[Part of a data file]
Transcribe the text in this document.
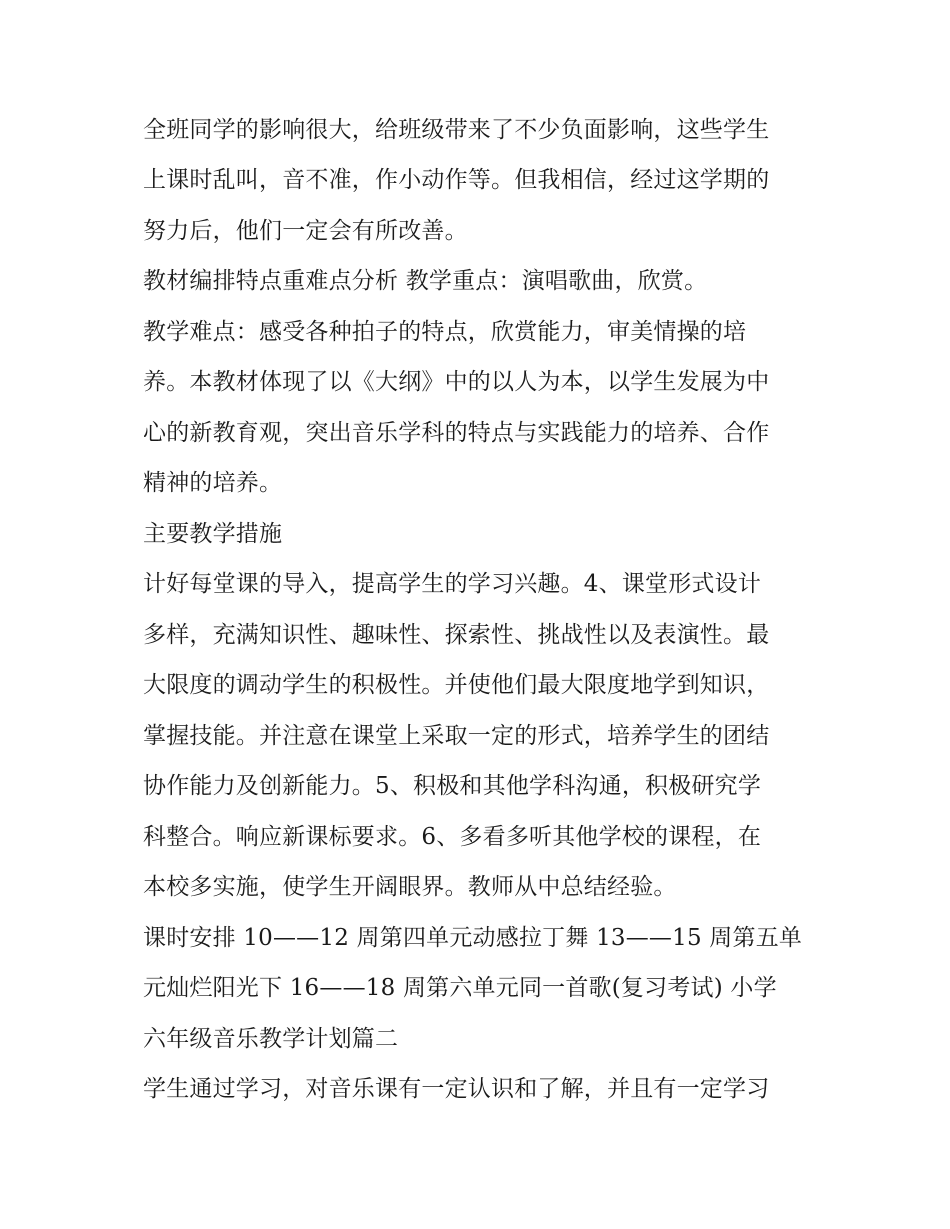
全班同学的影响很大，给班级带来了不少负面影响，这些学生
上课时乱叫，音不准，作小动作等。但我相信，经过这学期的
努力后，他们一定会有所改善。
教材编排特点重难点分析 教学重点：演唱歌曲，欣赏。
教学难点：感受各种拍子的特点，欣赏能力，审美情操的培
养。本教材体现了以《大纲》中的以人为本，以学生发展为中
心的新教育观，突出音乐学科的特点与实践能力的培养、合作
精神的培养。
主要教学措施
计好每堂课的导入，提高学生的学习兴趣。4、课堂形式设计
多样，充满知识性、趣味性、探索性、挑战性以及表演性。最
大限度的调动学生的积极性。并使他们最大限度地学到知识，
掌握技能。并注意在课堂上采取一定的形式，培养学生的团结
协作能力及创新能力。5、积极和其他学科沟通，积极研究学
科整合。响应新课标要求。6、多看多听其他学校的课程，在
本校多实施，使学生开阔眼界。教师从中总结经验。
课时安排 10——12 周第四单元动感拉丁舞 13——15 周第五单
元灿烂阳光下 16——18 周第六单元同一首歌(复习考试) 小学
六年级音乐教学计划篇二
学生通过学习，对音乐课有一定认识和了解，并且有一定学习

◆ **The task**
Pictures in the data above should not be copied; transcribe everything else exactly.

◆ **Correct result**
Transcribe the text in this document.
全班同学的影响很大，给班级带来了不少负面影响，这些学生
上课时乱叫，音不准，作小动作等。但我相信，经过这学期的
努力后，他们一定会有所改善。
教材编排特点重难点分析 教学重点：演唱歌曲，欣赏。
教学难点：感受各种拍子的特点，欣赏能力，审美情操的培
养。本教材体现了以《大纲》中的以人为本，以学生发展为中
心的新教育观，突出音乐学科的特点与实践能力的培养、合作
精神的培养。
主要教学措施
计好每堂课的导入，提高学生的学习兴趣。4、课堂形式设计
多样，充满知识性、趣味性、探索性、挑战性以及表演性。最
大限度的调动学生的积极性。并使他们最大限度地学到知识，
掌握技能。并注意在课堂上采取一定的形式，培养学生的团结
协作能力及创新能力。5、积极和其他学科沟通，积极研究学
科整合。响应新课标要求。6、多看多听其他学校的课程，在
本校多实施，使学生开阔眼界。教师从中总结经验。
课时安排 10——12 周第四单元动感拉丁舞 13——15 周第五单
元灿烂阳光下 16——18 周第六单元同一首歌(复习考试) 小学
六年级音乐教学计划篇二
学生通过学习，对音乐课有一定认识和了解，并且有一定学习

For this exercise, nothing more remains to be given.